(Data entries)
-- BEGIN --

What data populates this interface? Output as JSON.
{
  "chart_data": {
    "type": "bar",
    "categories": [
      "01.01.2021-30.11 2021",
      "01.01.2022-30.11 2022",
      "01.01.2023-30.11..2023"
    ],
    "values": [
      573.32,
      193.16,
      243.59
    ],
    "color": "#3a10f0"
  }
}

-- END --

◆ **Direction**: Reproduce the data shown above exactly.

◆ **Written response**:
What data populates this interface? Output as JSON.
{
  "chart_data": {
    "type": "bar",
    "categories": [
      "01.01.2021-30.11 2021",
      "01.01.2022-30.11 2022",
      "01.01.2023-30.11..2023"
    ],
    "values": [
      573.32,
      193.16,
      243.59
    ],
    "color": "#3a10f0"
  }
}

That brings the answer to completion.